((
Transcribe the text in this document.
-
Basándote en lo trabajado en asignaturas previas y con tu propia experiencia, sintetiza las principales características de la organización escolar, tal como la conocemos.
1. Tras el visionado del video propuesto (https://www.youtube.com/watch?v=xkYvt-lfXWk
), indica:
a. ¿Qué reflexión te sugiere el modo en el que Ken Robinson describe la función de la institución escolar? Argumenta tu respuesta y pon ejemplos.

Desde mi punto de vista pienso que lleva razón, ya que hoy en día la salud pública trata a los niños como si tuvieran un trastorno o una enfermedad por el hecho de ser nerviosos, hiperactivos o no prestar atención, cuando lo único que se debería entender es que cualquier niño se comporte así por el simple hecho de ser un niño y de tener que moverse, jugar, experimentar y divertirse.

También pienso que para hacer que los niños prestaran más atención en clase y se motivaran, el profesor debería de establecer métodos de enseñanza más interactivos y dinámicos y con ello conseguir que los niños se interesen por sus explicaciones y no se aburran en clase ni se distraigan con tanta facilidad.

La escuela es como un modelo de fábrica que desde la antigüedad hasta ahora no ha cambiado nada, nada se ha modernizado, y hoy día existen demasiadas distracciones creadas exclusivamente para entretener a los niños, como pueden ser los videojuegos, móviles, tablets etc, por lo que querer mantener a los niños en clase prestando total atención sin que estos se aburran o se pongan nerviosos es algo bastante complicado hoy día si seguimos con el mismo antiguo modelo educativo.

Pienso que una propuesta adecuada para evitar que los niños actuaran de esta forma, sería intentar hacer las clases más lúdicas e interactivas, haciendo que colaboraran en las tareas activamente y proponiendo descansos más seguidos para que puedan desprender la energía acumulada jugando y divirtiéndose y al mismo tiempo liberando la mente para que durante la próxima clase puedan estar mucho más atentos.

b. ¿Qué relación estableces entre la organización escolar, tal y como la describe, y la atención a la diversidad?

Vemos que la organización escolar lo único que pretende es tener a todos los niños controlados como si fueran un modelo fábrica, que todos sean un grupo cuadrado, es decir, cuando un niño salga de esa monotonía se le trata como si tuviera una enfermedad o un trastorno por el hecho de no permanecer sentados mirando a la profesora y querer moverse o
))
Write the data out again in full and exactly.

RESPONSE TO THIS TASK:
Transcribe the text in this document.
-
Basándote en lo trabajado en asignaturas previas y con tu propia experiencia, sintetiza las principales características de la organización escolar, tal como la conocemos.
1. Tras el visionado del video propuesto (https://www.youtube.com/watch?v=xkYvt-lfXWk
), indica:
a. ¿Qué reflexión te sugiere el modo en el que Ken Robinson describe la función de la institución escolar? Argumenta tu respuesta y pon ejemplos.

Desde mi punto de vista pienso que lleva razón, ya que hoy en día la salud pública trata a los niños como si tuvieran un trastorno o una enfermedad por el hecho de ser nerviosos, hiperactivos o no prestar atención, cuando lo único que se debería entender es que cualquier niño se comporte así por el simple hecho de ser un niño y de tener que moverse, jugar, experimentar y divertirse.

También pienso que para hacer que los niños prestaran más atención en clase y se motivaran, el profesor debería de establecer métodos de enseñanza más interactivos y dinámicos y con ello conseguir que los niños se interesen por sus explicaciones y no se aburran en clase ni se distraigan con tanta facilidad.

La escuela es como un modelo de fábrica que desde la antigüedad hasta ahora no ha cambiado nada, nada se ha modernizado, y hoy día existen demasiadas distracciones creadas exclusivamente para entretener a los niños, como pueden ser los videojuegos, móviles, tablets etc, por lo que querer mantener a los niños en clase prestando total atención sin que estos se aburran o se pongan nerviosos es algo bastante complicado hoy día si seguimos con el mismo antiguo modelo educativo.

Pienso que una propuesta adecuada para evitar que los niños actuaran de esta forma, sería intentar hacer las clases más lúdicas e interactivas, haciendo que colaboraran en las tareas activamente y proponiendo descansos más seguidos para que puedan desprender la energía acumulada jugando y divirtiéndose y al mismo tiempo liberando la mente para que durante la próxima clase puedan estar mucho más atentos.

b. ¿Qué relación estableces entre la organización escolar, tal y como la describe, y la atención a la diversidad?

Vemos que la organización escolar lo único que pretende es tener a todos los niños controlados como si fueran un modelo fábrica, que todos sean un grupo cuadrado, es decir, cuando un niño salga de esa monotonía se le trata como si tuviera una enfermedad o un trastorno por el hecho de no permanecer sentados mirando a la profesora y querer moverse o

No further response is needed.